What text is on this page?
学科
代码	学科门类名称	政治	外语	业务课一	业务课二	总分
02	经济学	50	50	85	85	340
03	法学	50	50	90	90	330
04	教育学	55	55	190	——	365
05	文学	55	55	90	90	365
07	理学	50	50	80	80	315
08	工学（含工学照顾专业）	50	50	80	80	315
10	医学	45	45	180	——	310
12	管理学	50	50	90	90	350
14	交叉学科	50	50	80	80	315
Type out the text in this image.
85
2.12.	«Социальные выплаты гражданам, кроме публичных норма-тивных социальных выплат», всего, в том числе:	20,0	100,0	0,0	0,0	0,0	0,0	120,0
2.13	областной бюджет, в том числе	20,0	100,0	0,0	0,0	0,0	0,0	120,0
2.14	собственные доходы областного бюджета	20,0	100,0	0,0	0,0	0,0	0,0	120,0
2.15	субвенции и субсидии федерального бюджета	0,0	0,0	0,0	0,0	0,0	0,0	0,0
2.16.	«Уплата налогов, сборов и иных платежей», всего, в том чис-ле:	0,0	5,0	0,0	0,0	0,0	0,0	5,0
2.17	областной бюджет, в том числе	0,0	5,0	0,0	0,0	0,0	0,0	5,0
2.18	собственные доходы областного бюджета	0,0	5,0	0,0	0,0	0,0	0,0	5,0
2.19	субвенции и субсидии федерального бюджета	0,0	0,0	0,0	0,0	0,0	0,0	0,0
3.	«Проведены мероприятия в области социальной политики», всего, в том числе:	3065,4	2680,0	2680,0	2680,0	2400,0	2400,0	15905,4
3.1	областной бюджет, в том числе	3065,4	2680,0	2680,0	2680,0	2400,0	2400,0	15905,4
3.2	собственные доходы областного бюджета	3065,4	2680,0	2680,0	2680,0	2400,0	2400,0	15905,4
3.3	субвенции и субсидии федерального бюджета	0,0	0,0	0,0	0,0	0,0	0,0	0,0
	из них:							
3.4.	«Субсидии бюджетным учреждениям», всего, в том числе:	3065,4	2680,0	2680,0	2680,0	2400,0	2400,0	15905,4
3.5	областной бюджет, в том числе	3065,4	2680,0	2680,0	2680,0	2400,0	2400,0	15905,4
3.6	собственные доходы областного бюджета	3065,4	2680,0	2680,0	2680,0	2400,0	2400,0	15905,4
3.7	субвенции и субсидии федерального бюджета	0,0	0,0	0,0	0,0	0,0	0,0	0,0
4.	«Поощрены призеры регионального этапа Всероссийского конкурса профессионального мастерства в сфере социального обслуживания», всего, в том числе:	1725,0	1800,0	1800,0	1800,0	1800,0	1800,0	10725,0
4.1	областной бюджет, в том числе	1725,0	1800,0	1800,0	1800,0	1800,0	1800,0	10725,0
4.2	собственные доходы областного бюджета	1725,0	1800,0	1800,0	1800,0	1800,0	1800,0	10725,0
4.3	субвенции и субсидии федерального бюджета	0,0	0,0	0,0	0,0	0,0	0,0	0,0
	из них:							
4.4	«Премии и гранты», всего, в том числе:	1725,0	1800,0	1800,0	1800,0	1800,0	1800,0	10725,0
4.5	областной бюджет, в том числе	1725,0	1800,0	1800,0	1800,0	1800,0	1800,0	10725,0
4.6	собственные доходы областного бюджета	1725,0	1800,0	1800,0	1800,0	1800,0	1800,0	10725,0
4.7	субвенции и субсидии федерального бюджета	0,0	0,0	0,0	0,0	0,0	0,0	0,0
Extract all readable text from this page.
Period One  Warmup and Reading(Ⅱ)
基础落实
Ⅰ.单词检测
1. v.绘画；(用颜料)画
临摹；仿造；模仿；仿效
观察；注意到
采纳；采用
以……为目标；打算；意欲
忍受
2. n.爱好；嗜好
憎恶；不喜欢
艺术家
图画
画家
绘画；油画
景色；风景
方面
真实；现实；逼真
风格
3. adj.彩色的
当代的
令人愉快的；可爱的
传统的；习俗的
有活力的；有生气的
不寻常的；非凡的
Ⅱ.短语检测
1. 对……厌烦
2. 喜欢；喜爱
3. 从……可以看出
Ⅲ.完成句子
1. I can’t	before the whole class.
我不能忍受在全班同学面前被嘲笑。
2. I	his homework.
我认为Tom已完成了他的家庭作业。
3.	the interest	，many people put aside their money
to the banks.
+-------+
**To be done**
Write out the lines above from the one containing "Extract all readable text from this page." through the last, exactly as they are.

**The reply**
Extract all readable text from this page.
Period One  Warmup and Reading(Ⅱ)
基础落实
Ⅰ.单词检测
1. v.绘画；(用颜料)画
临摹；仿造；模仿；仿效
观察；注意到
采纳；采用
以……为目标；打算；意欲
忍受
2. n.爱好；嗜好
憎恶；不喜欢
艺术家
图画
画家
绘画；油画
景色；风景
方面
真实；现实；逼真
风格
3. adj.彩色的
当代的
令人愉快的；可爱的
传统的；习俗的
有活力的；有生气的
不寻常的；非凡的
Ⅱ.短语检测
1. 对……厌烦
2. 喜欢；喜爱
3. 从……可以看出
Ⅲ.完成句子
1. I can’t	before the whole class.
我不能忍受在全班同学面前被嘲笑。
2. I	his homework.
我认为Tom已完成了他的家庭作业。
3.	the interest	，many people put aside their money
to the banks.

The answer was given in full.